Dataset items:
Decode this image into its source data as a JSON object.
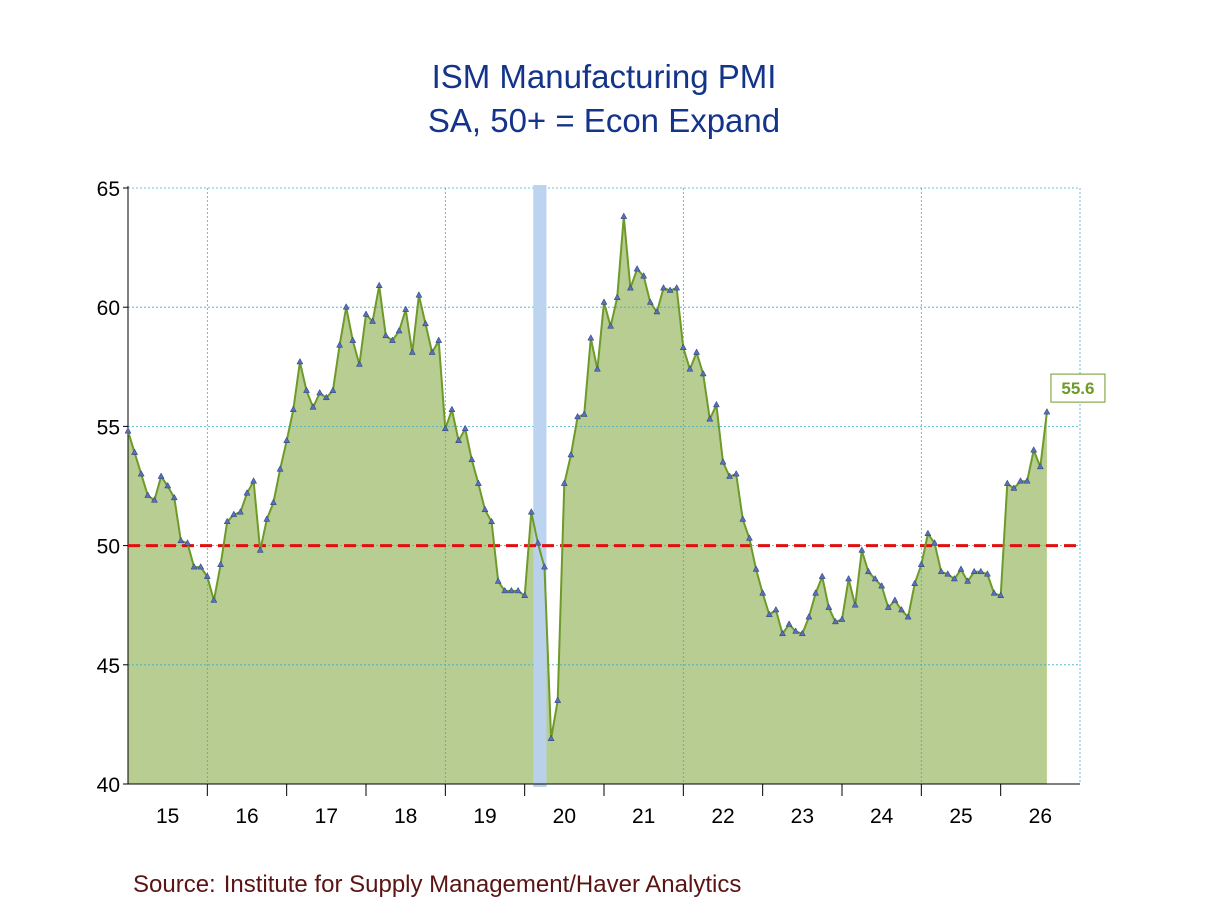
{
  "chart_data": {
    "type": "area",
    "title": "ISM Manufacturing PMI",
    "subtitle": "SA, 50+ = Econ Expand",
    "xlabel": "",
    "ylabel": "",
    "x_tick_labels": [
      "15",
      "16",
      "17",
      "18",
      "19",
      "20",
      "21",
      "22",
      "23",
      "24",
      "25",
      "26"
    ],
    "y_ticks": [
      40,
      45,
      50,
      55,
      60,
      65
    ],
    "ylim": [
      40,
      65
    ],
    "x_start": "2015-01",
    "x_end": "2026-01",
    "grid": true,
    "reference_line": {
      "value": 50,
      "color": "#e01010",
      "style": "dashed"
    },
    "recession_shading": {
      "start": "2020-02",
      "end": "2020-04",
      "color": "#b8d2ee"
    },
    "series": [
      {
        "color": "#6e9a2a",
        "fill": "#b8cd91",
        "marker_color": "#5a6fb8",
        "last_label": "55.6",
        "points": [
          [
            "2015-01",
            54.8
          ],
          [
            "2015-02",
            53.9
          ],
          [
            "2015-03",
            53.0
          ],
          [
            "2015-04",
            52.1
          ],
          [
            "2015-05",
            51.9
          ],
          [
            "2015-06",
            52.9
          ],
          [
            "2015-07",
            52.5
          ],
          [
            "2015-08",
            52.0
          ],
          [
            "2015-09",
            50.2
          ],
          [
            "2015-10",
            50.1
          ],
          [
            "2015-11",
            49.1
          ],
          [
            "2015-12",
            49.1
          ],
          [
            "2016-01",
            48.7
          ],
          [
            "2016-02",
            47.7
          ],
          [
            "2016-03",
            49.2
          ],
          [
            "2016-04",
            51.0
          ],
          [
            "2016-05",
            51.3
          ],
          [
            "2016-06",
            51.4
          ],
          [
            "2016-07",
            52.2
          ],
          [
            "2016-08",
            52.7
          ],
          [
            "2016-09",
            49.8
          ],
          [
            "2016-10",
            51.1
          ],
          [
            "2016-11",
            51.8
          ],
          [
            "2016-12",
            53.2
          ],
          [
            "2017-01",
            54.4
          ],
          [
            "2017-02",
            55.7
          ],
          [
            "2017-03",
            57.7
          ],
          [
            "2017-04",
            56.5
          ],
          [
            "2017-05",
            55.8
          ],
          [
            "2017-06",
            56.4
          ],
          [
            "2017-07",
            56.2
          ],
          [
            "2017-08",
            56.5
          ],
          [
            "2017-09",
            58.4
          ],
          [
            "2017-10",
            60.0
          ],
          [
            "2017-11",
            58.6
          ],
          [
            "2017-12",
            57.6
          ],
          [
            "2018-01",
            59.7
          ],
          [
            "2018-02",
            59.4
          ],
          [
            "2018-03",
            60.9
          ],
          [
            "2018-04",
            58.8
          ],
          [
            "2018-05",
            58.6
          ],
          [
            "2018-06",
            59.0
          ],
          [
            "2018-07",
            59.9
          ],
          [
            "2018-08",
            58.1
          ],
          [
            "2018-09",
            60.5
          ],
          [
            "2018-10",
            59.3
          ],
          [
            "2018-11",
            58.1
          ],
          [
            "2018-12",
            58.6
          ],
          [
            "2019-01",
            54.9
          ],
          [
            "2019-02",
            55.7
          ],
          [
            "2019-03",
            54.4
          ],
          [
            "2019-04",
            54.9
          ],
          [
            "2019-05",
            53.6
          ],
          [
            "2019-06",
            52.6
          ],
          [
            "2019-07",
            51.5
          ],
          [
            "2019-08",
            51.0
          ],
          [
            "2019-09",
            48.5
          ],
          [
            "2019-10",
            48.1
          ],
          [
            "2019-11",
            48.1
          ],
          [
            "2019-12",
            48.1
          ],
          [
            "2020-01",
            47.9
          ],
          [
            "2020-02",
            51.4
          ],
          [
            "2020-03",
            50.1
          ],
          [
            "2020-04",
            49.1
          ],
          [
            "2020-05",
            41.9
          ],
          [
            "2020-06",
            43.5
          ],
          [
            "2020-07",
            52.6
          ],
          [
            "2020-08",
            53.8
          ],
          [
            "2020-09",
            55.4
          ],
          [
            "2020-10",
            55.5
          ],
          [
            "2020-11",
            58.7
          ],
          [
            "2020-12",
            57.4
          ],
          [
            "2021-01",
            60.2
          ],
          [
            "2021-02",
            59.2
          ],
          [
            "2021-03",
            60.4
          ],
          [
            "2021-04",
            63.8
          ],
          [
            "2021-05",
            60.8
          ],
          [
            "2021-06",
            61.6
          ],
          [
            "2021-07",
            61.3
          ],
          [
            "2021-08",
            60.2
          ],
          [
            "2021-09",
            59.8
          ],
          [
            "2021-10",
            60.8
          ],
          [
            "2021-11",
            60.7
          ],
          [
            "2021-12",
            60.8
          ],
          [
            "2022-01",
            58.3
          ],
          [
            "2022-02",
            57.4
          ],
          [
            "2022-03",
            58.1
          ],
          [
            "2022-04",
            57.2
          ],
          [
            "2022-05",
            55.3
          ],
          [
            "2022-06",
            55.9
          ],
          [
            "2022-07",
            53.5
          ],
          [
            "2022-08",
            52.9
          ],
          [
            "2022-09",
            53.0
          ],
          [
            "2022-10",
            51.1
          ],
          [
            "2022-11",
            50.3
          ],
          [
            "2022-12",
            49.0
          ],
          [
            "2023-01",
            48.0
          ],
          [
            "2023-02",
            47.1
          ],
          [
            "2023-03",
            47.3
          ],
          [
            "2023-04",
            46.3
          ],
          [
            "2023-05",
            46.7
          ],
          [
            "2023-06",
            46.4
          ],
          [
            "2023-07",
            46.3
          ],
          [
            "2023-08",
            47.0
          ],
          [
            "2023-09",
            48.0
          ],
          [
            "2023-10",
            48.7
          ],
          [
            "2023-11",
            47.4
          ],
          [
            "2023-12",
            46.8
          ],
          [
            "2024-01",
            46.9
          ],
          [
            "2024-02",
            48.6
          ],
          [
            "2024-03",
            47.5
          ],
          [
            "2024-04",
            49.8
          ],
          [
            "2024-05",
            48.9
          ],
          [
            "2024-06",
            48.6
          ],
          [
            "2024-07",
            48.3
          ],
          [
            "2024-08",
            47.4
          ],
          [
            "2024-09",
            47.7
          ],
          [
            "2024-10",
            47.3
          ],
          [
            "2024-11",
            47.0
          ],
          [
            "2024-12",
            48.4
          ],
          [
            "2025-01",
            49.2
          ],
          [
            "2025-02",
            50.5
          ],
          [
            "2025-03",
            50.1
          ],
          [
            "2025-04",
            48.9
          ],
          [
            "2025-05",
            48.8
          ],
          [
            "2025-06",
            48.6
          ],
          [
            "2025-07",
            49.0
          ],
          [
            "2025-08",
            48.5
          ],
          [
            "2025-09",
            48.9
          ],
          [
            "2025-10",
            48.9
          ],
          [
            "2025-11",
            48.8
          ],
          [
            "2025-12",
            48.0
          ],
          [
            "2026-01",
            47.9
          ],
          [
            "2026-02",
            52.6
          ],
          [
            "2026-03",
            52.4
          ],
          [
            "2026-04",
            52.7
          ],
          [
            "2026-05",
            52.7
          ],
          [
            "2026-06",
            54.0
          ],
          [
            "2026-07",
            53.3
          ],
          [
            "2026-08",
            55.6
          ]
        ]
      }
    ]
  },
  "footer": {
    "source_prefix": "Source:",
    "source_text": "Institute for Supply Management/Haver Analytics"
  }
}
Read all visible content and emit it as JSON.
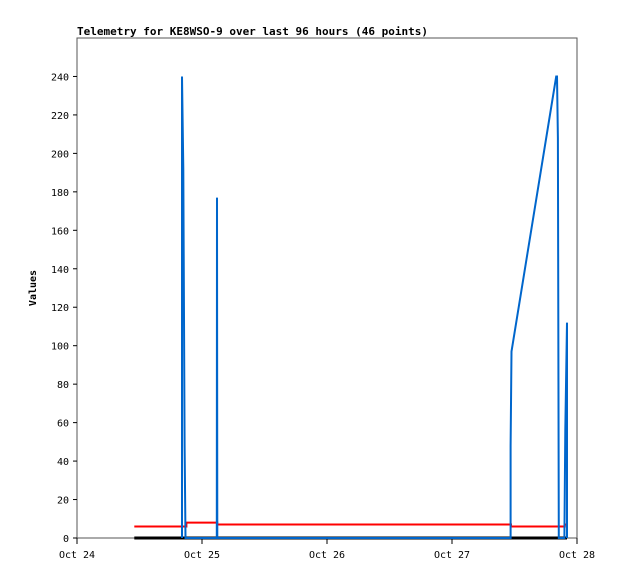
{
  "chart_data": {
    "type": "line",
    "title": "Telemetry for KE8WSO-9 over last 96 hours (46 points)",
    "xlabel": "",
    "ylabel": "Values",
    "xlim": [
      "Oct 24 00:00",
      "Oct 28 00:00"
    ],
    "ylim": [
      0,
      260
    ],
    "x_ticks": [
      "Oct 24",
      "Oct 25",
      "Oct 26",
      "Oct 27",
      "Oct 28"
    ],
    "y_ticks": [
      0,
      20,
      40,
      60,
      80,
      100,
      120,
      140,
      160,
      180,
      200,
      220,
      240
    ],
    "grid": false,
    "series": [
      {
        "color": "#000000",
        "points": [
          [
            "Oct 24 11:00",
            0
          ],
          [
            "Oct 27 22:05",
            0
          ]
        ]
      },
      {
        "color": "#ff0000",
        "points": [
          [
            "Oct 24 11:00",
            6
          ],
          [
            "Oct 24 21:00",
            6
          ],
          [
            "Oct 24 21:00",
            8
          ],
          [
            "Oct 25 02:55",
            8
          ],
          [
            "Oct 25 02:55",
            7
          ],
          [
            "Oct 27 11:20",
            7
          ],
          [
            "Oct 27 11:20",
            6
          ],
          [
            "Oct 27 21:40",
            6
          ],
          [
            "Oct 27 21:40",
            7
          ],
          [
            "Oct 27 22:05",
            7
          ]
        ]
      },
      {
        "color": "#0066cc",
        "points": [
          [
            "Oct 24 20:10",
            0
          ],
          [
            "Oct 24 20:10",
            240
          ],
          [
            "Oct 24 20:25",
            192
          ],
          [
            "Oct 24 20:40",
            48
          ],
          [
            "Oct 24 20:50",
            0
          ],
          [
            "Oct 25 02:50",
            0
          ],
          [
            "Oct 25 02:53",
            177
          ],
          [
            "Oct 25 02:56",
            0
          ],
          [
            "Oct 27 11:15",
            0
          ],
          [
            "Oct 27 11:15",
            48
          ],
          [
            "Oct 27 11:25",
            97
          ],
          [
            "Oct 27 20:00",
            240
          ],
          [
            "Oct 27 20:10",
            240
          ],
          [
            "Oct 27 20:20",
            208
          ],
          [
            "Oct 27 20:30",
            0
          ],
          [
            "Oct 27 21:35",
            0
          ],
          [
            "Oct 27 21:45",
            56
          ],
          [
            "Oct 27 22:05",
            112
          ],
          [
            "Oct 27 22:05",
            0
          ]
        ]
      }
    ]
  }
}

_WHAT YOU SHOULD DO_
Select all lines in the listing above where the word "JSON" appears, and show them.

_SOLUTION TO THIS PROBLEM_
Decode this image into its source data as a JSON object.
Read all visible content and emit it as JSON.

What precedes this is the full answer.